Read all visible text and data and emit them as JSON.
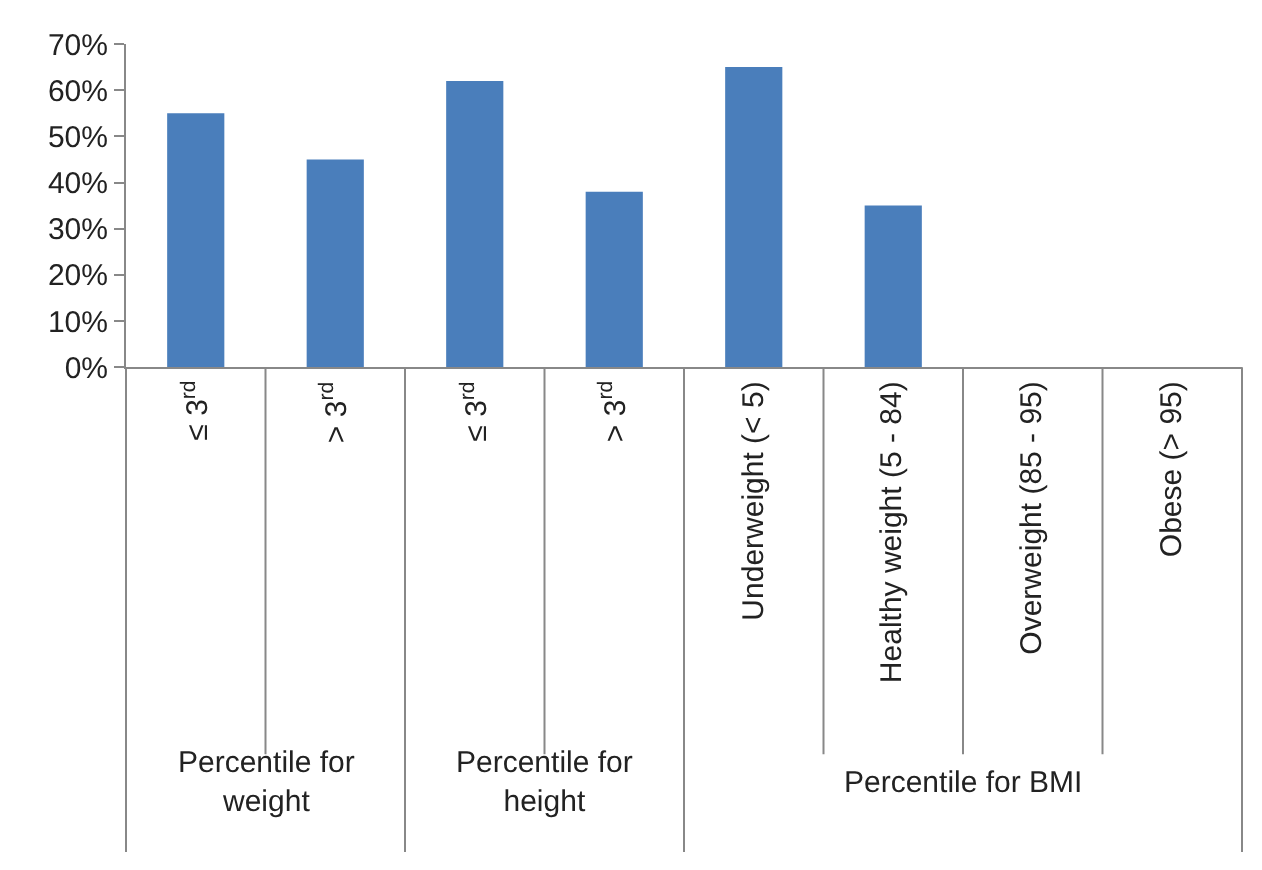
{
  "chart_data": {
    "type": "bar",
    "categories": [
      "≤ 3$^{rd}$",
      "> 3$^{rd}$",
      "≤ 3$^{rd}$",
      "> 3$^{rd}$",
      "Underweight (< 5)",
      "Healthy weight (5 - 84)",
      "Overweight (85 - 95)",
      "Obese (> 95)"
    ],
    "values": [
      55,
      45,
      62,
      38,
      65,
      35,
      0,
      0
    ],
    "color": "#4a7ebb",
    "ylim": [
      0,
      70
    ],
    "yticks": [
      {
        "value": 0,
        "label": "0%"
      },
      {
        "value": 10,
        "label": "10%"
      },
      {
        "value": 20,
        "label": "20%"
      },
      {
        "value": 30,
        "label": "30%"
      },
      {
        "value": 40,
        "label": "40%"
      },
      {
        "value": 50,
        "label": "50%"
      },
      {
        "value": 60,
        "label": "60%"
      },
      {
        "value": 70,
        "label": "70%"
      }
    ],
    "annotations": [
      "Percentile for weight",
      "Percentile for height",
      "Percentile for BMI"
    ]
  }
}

********

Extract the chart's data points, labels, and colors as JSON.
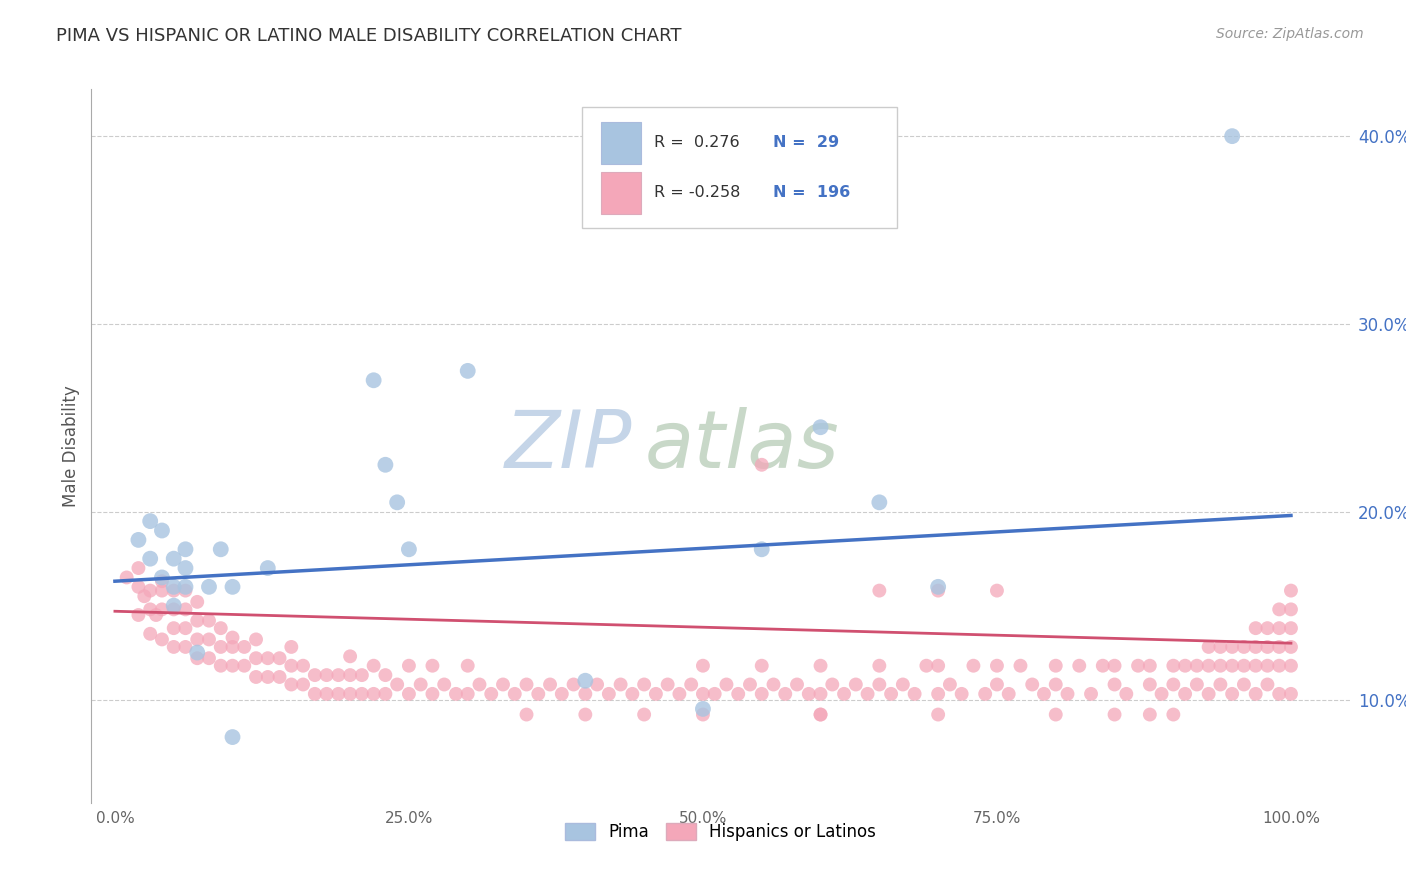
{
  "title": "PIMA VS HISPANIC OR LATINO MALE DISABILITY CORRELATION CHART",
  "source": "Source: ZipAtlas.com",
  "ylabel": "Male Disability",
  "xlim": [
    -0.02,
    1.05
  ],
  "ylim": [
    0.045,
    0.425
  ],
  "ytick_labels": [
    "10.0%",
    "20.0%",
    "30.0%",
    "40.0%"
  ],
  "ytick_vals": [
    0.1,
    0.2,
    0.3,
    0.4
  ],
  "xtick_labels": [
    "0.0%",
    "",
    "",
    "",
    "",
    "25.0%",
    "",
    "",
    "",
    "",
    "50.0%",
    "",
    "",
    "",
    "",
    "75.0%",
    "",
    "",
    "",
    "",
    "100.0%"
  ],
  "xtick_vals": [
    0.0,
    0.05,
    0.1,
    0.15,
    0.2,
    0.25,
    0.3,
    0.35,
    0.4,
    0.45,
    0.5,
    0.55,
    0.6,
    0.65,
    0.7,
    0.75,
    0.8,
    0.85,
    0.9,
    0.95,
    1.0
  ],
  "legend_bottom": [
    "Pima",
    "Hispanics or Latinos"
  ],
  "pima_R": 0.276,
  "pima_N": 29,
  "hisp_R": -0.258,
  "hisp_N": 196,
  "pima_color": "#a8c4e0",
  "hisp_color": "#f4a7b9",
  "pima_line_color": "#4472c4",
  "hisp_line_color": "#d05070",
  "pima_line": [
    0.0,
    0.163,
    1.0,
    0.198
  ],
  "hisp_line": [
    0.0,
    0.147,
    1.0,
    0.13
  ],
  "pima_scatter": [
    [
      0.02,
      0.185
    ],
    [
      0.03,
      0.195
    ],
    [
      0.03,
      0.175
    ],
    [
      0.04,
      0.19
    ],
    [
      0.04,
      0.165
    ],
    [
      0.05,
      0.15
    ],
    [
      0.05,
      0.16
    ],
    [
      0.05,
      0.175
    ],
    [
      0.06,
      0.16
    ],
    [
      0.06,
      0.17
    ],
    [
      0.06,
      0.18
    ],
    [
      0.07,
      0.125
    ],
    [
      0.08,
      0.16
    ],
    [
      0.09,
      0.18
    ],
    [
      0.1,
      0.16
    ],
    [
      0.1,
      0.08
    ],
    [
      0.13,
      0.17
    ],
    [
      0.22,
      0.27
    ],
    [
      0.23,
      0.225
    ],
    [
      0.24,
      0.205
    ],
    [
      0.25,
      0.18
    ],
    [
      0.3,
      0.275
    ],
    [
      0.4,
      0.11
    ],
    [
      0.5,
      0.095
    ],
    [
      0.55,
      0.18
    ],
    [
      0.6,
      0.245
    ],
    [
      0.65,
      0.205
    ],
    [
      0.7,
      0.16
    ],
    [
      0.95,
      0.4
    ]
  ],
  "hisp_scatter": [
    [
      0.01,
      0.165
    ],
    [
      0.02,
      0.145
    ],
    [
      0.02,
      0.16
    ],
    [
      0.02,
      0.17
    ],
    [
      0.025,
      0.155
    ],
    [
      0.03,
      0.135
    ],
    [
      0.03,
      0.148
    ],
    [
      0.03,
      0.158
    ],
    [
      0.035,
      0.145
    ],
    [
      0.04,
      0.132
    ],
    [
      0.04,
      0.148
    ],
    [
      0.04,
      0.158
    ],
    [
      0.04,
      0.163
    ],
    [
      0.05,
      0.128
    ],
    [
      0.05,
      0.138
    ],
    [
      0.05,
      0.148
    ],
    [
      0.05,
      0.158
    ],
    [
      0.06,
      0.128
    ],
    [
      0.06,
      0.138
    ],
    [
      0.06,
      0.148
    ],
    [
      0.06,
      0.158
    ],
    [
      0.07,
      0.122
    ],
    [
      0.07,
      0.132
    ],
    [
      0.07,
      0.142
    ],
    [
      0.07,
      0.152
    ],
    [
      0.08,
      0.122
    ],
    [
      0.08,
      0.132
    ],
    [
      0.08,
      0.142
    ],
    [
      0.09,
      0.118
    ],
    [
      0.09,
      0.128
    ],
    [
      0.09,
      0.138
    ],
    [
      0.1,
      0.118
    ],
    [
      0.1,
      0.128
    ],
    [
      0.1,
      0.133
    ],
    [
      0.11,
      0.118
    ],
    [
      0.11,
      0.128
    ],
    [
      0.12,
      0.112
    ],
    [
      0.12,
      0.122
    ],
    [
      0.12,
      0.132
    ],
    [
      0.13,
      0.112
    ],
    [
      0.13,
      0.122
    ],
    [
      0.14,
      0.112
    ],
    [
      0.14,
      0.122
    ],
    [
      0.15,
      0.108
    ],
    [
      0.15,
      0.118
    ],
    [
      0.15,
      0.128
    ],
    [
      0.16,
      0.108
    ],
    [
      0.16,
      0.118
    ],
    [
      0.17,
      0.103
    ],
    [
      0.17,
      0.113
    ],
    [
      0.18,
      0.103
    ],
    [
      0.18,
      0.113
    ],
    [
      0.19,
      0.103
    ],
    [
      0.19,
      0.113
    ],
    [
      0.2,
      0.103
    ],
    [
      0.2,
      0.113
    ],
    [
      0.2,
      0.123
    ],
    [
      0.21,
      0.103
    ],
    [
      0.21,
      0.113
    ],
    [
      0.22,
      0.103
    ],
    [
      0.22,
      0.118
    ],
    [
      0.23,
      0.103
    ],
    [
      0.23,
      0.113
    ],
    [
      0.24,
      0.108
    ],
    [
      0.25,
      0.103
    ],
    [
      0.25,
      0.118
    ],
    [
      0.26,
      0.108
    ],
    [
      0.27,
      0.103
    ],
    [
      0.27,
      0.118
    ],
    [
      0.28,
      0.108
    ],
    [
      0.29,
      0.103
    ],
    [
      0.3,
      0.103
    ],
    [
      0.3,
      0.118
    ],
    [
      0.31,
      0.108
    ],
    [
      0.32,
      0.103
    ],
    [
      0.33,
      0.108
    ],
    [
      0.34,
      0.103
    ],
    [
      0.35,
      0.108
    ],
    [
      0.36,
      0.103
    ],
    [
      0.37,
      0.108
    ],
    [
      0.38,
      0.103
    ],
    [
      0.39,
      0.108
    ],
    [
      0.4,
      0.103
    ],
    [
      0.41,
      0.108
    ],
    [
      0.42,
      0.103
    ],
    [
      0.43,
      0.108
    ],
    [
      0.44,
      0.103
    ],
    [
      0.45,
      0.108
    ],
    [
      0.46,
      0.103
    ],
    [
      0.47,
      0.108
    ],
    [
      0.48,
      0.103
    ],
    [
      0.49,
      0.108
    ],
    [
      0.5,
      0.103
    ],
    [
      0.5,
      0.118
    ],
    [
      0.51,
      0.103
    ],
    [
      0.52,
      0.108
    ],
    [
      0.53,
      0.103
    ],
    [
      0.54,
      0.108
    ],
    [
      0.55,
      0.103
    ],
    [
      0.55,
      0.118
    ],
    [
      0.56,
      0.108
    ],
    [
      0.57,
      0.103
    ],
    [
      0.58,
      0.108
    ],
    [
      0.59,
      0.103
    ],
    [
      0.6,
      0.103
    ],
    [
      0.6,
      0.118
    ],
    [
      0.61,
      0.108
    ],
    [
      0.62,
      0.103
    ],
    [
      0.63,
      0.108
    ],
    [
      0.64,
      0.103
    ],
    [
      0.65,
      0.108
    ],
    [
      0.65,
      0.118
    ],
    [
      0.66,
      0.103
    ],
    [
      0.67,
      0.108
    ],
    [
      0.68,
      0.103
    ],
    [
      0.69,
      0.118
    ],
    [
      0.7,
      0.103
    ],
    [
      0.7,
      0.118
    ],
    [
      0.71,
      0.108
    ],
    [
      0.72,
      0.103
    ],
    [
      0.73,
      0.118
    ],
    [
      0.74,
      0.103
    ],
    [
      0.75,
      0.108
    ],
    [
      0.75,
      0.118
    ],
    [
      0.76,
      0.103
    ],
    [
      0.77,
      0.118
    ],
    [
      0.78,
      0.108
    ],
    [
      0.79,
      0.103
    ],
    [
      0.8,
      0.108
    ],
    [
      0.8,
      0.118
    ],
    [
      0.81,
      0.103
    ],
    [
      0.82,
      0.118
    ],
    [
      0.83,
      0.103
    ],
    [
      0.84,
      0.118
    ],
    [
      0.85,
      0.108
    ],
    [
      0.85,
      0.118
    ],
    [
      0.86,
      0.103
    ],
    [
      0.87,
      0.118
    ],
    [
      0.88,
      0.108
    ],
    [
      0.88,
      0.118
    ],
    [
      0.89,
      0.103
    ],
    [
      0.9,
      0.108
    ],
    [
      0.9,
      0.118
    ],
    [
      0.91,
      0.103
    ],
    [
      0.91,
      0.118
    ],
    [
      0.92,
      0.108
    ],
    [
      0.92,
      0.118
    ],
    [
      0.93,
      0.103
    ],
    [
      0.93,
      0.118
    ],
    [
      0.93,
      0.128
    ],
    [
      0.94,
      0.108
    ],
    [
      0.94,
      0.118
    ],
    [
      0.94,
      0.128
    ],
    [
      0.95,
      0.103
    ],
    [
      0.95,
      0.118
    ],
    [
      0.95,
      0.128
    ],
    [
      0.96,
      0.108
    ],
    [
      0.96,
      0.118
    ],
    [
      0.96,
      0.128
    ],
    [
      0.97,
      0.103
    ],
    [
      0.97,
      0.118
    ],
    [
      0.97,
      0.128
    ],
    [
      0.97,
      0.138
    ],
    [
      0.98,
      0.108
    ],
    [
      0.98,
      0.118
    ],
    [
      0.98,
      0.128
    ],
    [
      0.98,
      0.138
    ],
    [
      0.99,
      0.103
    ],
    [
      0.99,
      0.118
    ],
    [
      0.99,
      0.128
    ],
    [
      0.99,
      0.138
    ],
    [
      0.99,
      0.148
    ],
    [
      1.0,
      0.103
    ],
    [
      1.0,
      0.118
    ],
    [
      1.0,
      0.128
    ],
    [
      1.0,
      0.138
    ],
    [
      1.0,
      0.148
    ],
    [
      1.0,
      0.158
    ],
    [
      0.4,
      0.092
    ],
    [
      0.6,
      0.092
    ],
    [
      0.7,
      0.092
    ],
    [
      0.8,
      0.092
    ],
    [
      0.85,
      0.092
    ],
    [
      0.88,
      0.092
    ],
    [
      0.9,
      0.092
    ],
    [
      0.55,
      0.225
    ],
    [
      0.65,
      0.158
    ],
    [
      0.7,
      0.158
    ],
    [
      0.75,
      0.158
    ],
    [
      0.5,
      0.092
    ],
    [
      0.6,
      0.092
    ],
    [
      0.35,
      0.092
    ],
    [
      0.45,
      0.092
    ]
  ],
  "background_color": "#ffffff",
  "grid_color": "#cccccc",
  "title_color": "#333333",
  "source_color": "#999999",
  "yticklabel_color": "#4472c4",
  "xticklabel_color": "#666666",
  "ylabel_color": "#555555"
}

********

* WRITTEN PROBLEM: Note how many lines of the material contain the string "JSON". Then report that number by itself.

* IN RESPONSE: 2